(Extracted data entries)
========================================================================

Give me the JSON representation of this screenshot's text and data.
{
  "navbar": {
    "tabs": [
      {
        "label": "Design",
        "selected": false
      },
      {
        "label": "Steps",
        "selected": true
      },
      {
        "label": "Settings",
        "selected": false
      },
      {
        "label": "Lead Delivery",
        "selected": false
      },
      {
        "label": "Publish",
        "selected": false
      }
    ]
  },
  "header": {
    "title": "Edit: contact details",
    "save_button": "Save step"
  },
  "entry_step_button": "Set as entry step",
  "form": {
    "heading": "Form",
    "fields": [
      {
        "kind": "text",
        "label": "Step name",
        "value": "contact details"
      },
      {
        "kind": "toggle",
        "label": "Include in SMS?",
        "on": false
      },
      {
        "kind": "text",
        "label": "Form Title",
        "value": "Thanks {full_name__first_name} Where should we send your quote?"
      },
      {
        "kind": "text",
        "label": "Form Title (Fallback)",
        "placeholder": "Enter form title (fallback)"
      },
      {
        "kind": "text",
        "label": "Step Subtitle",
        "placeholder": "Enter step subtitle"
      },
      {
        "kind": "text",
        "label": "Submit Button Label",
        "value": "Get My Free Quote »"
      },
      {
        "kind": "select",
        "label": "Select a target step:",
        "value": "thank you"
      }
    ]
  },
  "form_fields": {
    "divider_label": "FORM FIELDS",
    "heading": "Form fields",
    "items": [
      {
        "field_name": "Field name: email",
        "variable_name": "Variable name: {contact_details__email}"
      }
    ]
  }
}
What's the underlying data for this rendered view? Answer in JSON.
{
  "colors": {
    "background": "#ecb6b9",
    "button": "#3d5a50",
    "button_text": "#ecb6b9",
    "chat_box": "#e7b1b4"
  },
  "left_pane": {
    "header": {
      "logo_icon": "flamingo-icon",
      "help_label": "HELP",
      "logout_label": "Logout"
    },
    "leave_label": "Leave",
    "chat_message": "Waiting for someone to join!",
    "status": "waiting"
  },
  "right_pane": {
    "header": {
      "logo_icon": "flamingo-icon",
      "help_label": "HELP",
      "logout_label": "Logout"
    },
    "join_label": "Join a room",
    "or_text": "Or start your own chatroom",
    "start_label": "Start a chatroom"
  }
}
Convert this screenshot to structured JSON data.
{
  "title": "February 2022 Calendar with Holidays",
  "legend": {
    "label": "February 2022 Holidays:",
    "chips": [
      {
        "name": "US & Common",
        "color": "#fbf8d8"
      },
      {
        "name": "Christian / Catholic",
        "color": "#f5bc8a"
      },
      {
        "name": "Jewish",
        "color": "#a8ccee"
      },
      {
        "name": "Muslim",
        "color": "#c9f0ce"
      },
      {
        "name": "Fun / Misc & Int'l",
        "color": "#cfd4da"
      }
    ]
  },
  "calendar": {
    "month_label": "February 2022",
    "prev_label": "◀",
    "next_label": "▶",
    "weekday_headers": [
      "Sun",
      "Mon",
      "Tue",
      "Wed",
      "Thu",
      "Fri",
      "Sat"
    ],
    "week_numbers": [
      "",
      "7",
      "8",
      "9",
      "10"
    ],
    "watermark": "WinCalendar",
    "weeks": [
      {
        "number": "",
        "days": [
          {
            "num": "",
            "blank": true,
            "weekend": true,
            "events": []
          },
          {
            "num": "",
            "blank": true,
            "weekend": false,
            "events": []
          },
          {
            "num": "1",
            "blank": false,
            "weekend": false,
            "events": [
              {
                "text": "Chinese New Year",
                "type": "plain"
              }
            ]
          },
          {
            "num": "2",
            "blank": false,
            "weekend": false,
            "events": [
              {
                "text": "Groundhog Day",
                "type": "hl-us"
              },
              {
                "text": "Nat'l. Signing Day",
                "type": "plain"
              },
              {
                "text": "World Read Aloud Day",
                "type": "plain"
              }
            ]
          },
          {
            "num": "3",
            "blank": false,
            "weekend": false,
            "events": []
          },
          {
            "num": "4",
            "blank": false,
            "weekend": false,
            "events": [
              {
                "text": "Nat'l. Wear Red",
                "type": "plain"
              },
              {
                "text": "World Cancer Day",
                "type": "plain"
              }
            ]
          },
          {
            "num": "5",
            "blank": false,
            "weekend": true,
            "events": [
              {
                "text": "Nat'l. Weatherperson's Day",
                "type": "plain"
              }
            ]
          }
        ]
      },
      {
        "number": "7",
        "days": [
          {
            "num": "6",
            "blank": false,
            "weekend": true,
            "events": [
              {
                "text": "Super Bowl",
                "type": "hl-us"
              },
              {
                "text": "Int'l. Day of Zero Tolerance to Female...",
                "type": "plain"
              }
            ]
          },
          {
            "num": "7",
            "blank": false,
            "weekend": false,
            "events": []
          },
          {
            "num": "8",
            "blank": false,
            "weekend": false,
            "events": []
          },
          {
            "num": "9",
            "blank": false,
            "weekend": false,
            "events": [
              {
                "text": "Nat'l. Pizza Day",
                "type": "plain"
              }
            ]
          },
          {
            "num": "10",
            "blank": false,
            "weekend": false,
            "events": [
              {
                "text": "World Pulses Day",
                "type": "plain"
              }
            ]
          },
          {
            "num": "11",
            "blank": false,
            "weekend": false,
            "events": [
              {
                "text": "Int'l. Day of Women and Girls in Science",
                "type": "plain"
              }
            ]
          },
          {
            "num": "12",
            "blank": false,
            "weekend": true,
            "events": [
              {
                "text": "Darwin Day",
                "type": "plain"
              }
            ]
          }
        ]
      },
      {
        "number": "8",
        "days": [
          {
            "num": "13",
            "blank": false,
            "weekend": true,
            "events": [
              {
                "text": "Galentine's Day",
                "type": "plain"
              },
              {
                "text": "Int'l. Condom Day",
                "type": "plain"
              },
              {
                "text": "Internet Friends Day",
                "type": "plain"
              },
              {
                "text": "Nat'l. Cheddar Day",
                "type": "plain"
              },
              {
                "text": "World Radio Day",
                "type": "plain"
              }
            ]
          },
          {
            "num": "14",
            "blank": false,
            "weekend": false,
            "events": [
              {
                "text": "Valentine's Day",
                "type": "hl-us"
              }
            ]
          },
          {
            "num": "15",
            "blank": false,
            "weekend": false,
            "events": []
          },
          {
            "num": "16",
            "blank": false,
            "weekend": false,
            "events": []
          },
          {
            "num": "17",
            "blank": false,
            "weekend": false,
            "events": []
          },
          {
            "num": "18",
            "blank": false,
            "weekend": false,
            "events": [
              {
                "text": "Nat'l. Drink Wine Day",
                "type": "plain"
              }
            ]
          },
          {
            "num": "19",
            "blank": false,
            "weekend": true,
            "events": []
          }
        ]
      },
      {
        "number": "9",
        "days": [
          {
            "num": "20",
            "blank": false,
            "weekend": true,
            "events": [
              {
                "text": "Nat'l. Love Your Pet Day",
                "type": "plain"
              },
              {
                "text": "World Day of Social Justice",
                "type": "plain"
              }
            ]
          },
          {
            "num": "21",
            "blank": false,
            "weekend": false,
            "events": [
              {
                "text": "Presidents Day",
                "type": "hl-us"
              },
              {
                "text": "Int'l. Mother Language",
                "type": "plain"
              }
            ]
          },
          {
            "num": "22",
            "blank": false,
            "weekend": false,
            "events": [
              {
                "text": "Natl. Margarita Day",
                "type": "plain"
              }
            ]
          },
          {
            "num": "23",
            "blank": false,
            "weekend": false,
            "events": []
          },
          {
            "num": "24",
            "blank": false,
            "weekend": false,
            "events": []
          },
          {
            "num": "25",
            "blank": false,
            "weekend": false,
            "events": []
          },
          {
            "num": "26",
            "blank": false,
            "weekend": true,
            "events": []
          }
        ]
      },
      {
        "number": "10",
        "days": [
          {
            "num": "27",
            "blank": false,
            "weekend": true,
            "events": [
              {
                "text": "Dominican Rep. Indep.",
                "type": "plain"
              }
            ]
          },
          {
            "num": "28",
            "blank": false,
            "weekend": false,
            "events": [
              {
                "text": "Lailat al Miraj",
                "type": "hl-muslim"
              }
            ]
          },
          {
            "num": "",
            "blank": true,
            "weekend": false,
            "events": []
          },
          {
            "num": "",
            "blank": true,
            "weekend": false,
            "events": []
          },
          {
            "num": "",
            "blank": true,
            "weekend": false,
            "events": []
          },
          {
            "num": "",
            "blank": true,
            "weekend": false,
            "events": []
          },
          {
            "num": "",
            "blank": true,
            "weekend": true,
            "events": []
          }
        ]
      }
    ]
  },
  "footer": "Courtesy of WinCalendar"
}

========================================================================

EXERCISE AIM> Search the entries for the word "chatroom", then list each line that holds it.

RESULT BELOW>
    "or_text": "Or start your own chatroom",
    "start_label": "Start a chatroom"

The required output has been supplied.